╭─ Records for the exercise
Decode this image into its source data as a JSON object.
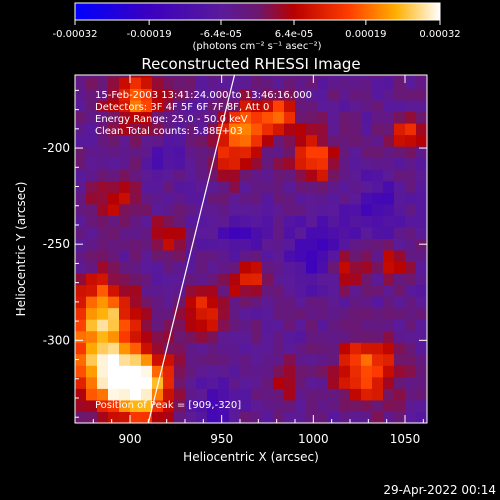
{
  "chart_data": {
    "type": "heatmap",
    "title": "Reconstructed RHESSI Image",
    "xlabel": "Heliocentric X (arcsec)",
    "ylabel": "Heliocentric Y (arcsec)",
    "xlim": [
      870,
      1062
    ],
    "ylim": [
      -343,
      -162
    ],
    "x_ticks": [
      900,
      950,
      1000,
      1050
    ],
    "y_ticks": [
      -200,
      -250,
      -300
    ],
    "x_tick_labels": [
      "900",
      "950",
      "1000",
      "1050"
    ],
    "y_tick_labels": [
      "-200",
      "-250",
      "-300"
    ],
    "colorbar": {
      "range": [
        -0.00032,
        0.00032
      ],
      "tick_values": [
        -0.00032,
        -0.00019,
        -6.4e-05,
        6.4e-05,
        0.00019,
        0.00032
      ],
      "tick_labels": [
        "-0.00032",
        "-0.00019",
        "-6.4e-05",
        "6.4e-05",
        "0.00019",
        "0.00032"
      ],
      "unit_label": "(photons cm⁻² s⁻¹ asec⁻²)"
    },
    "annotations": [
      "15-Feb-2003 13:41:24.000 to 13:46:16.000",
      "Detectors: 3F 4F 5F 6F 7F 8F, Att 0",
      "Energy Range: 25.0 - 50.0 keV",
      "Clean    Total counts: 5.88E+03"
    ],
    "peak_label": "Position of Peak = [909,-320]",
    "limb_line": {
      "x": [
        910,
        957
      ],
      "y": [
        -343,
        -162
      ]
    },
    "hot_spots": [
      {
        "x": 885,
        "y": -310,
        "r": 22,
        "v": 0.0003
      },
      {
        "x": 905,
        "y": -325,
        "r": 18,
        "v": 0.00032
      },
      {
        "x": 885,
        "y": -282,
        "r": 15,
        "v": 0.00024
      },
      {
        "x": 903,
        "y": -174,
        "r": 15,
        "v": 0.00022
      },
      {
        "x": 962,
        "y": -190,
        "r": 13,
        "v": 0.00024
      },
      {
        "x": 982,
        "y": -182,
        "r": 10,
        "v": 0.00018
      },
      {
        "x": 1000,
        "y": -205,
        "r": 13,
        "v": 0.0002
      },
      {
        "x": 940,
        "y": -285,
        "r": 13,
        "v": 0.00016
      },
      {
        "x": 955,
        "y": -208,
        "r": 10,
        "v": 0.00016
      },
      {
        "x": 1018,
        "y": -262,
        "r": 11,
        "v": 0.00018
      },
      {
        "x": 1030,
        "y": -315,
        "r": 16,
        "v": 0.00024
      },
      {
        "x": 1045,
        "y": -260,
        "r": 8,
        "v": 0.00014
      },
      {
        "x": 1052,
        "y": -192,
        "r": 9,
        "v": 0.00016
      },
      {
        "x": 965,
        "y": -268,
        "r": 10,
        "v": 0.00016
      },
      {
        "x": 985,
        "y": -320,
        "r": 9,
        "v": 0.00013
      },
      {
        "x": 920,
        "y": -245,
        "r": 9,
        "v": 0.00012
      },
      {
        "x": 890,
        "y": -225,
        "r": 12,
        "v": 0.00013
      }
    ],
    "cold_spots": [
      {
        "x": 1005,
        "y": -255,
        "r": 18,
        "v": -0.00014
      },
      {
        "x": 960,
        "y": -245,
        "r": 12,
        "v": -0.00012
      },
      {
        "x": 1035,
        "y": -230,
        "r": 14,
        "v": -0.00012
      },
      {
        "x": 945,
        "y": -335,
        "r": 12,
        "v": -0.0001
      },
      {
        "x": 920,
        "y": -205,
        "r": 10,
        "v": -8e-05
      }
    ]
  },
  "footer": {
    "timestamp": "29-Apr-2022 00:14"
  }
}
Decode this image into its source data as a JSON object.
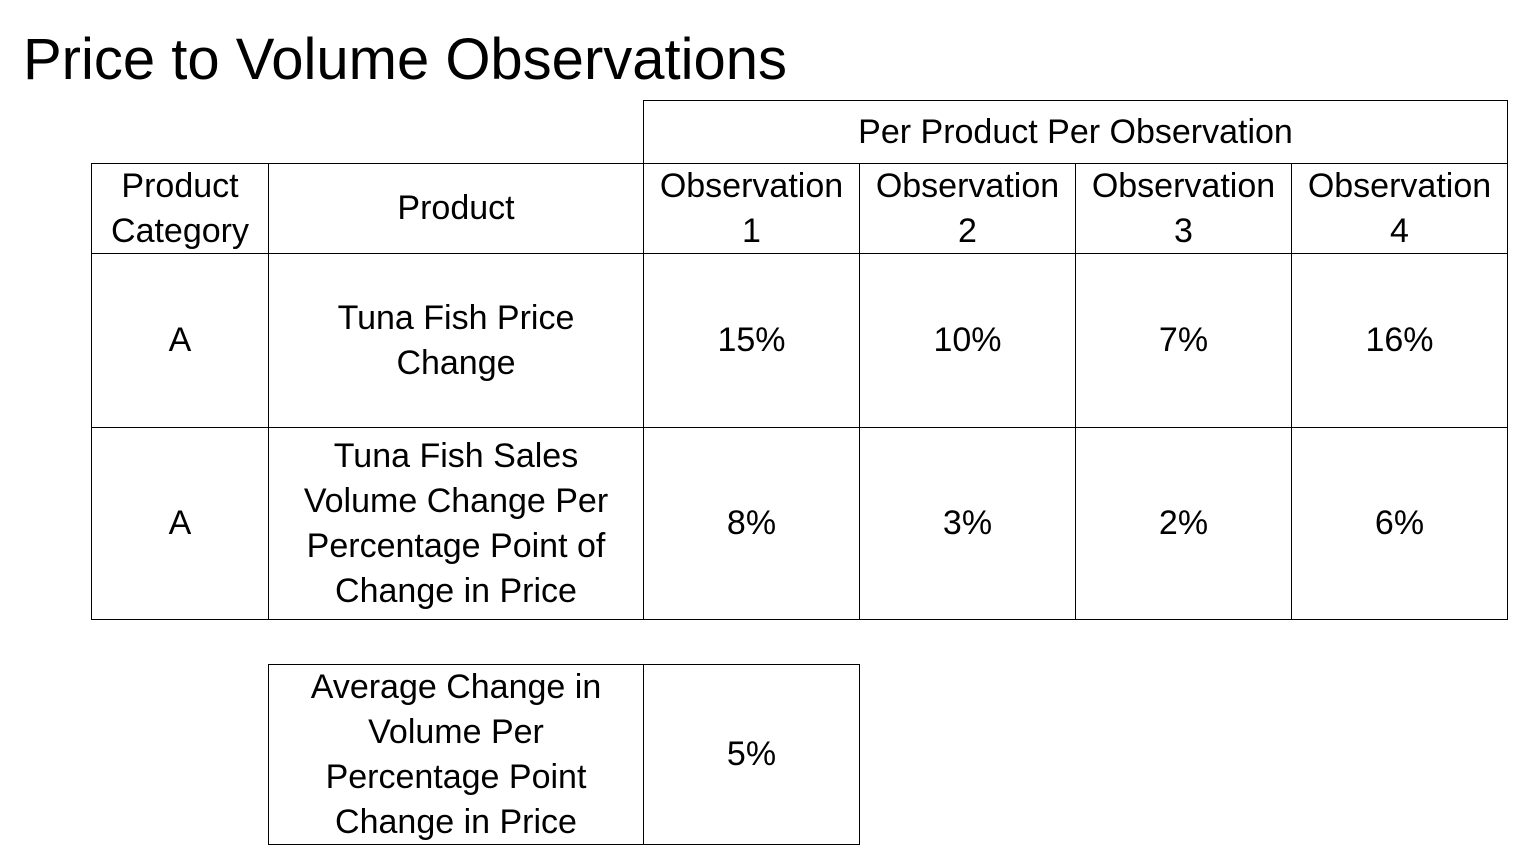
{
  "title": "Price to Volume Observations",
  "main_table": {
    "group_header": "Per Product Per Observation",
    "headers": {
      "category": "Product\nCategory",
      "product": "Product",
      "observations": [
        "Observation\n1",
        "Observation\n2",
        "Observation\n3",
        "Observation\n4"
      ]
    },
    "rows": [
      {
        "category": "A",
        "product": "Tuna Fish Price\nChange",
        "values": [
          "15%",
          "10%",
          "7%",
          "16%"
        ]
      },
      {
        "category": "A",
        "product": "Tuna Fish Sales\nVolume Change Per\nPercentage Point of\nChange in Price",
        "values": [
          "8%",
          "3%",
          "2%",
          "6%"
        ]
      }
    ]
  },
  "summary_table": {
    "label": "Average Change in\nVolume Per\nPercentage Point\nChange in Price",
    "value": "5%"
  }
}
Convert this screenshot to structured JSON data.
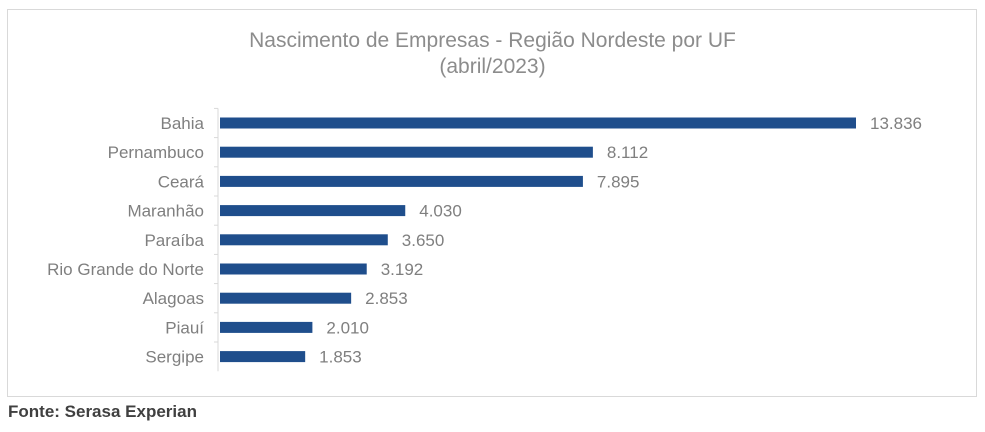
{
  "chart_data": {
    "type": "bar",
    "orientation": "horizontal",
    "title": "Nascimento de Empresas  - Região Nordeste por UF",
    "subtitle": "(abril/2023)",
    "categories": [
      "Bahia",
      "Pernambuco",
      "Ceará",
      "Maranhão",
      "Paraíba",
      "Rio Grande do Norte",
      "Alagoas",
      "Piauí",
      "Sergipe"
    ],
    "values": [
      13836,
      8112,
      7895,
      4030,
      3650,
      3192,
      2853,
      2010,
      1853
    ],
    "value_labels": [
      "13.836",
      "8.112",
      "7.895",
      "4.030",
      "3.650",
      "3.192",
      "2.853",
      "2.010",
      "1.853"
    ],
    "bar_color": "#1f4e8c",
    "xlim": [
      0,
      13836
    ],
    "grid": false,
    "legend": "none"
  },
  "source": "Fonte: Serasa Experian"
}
╰─
**Task prompt:**
Going from the line with "Convert this screenshot" to the last line of the listing, write out each line exactly and nothing else. Leave out all pictures.

**Answer to this exercise:**
Convert this screenshot to structured JSON data.
{
  "chart_data": {
    "type": "bar",
    "orientation": "horizontal",
    "title": "Nascimento de Empresas  - Região Nordeste por UF",
    "subtitle": "(abril/2023)",
    "categories": [
      "Bahia",
      "Pernambuco",
      "Ceará",
      "Maranhão",
      "Paraíba",
      "Rio Grande do Norte",
      "Alagoas",
      "Piauí",
      "Sergipe"
    ],
    "values": [
      13836,
      8112,
      7895,
      4030,
      3650,
      3192,
      2853,
      2010,
      1853
    ],
    "value_labels": [
      "13.836",
      "8.112",
      "7.895",
      "4.030",
      "3.650",
      "3.192",
      "2.853",
      "2.010",
      "1.853"
    ],
    "bar_color": "#1f4e8c",
    "xlim": [
      0,
      13836
    ],
    "grid": false,
    "legend": "none"
  },
  "source": "Fonte: Serasa Experian"
}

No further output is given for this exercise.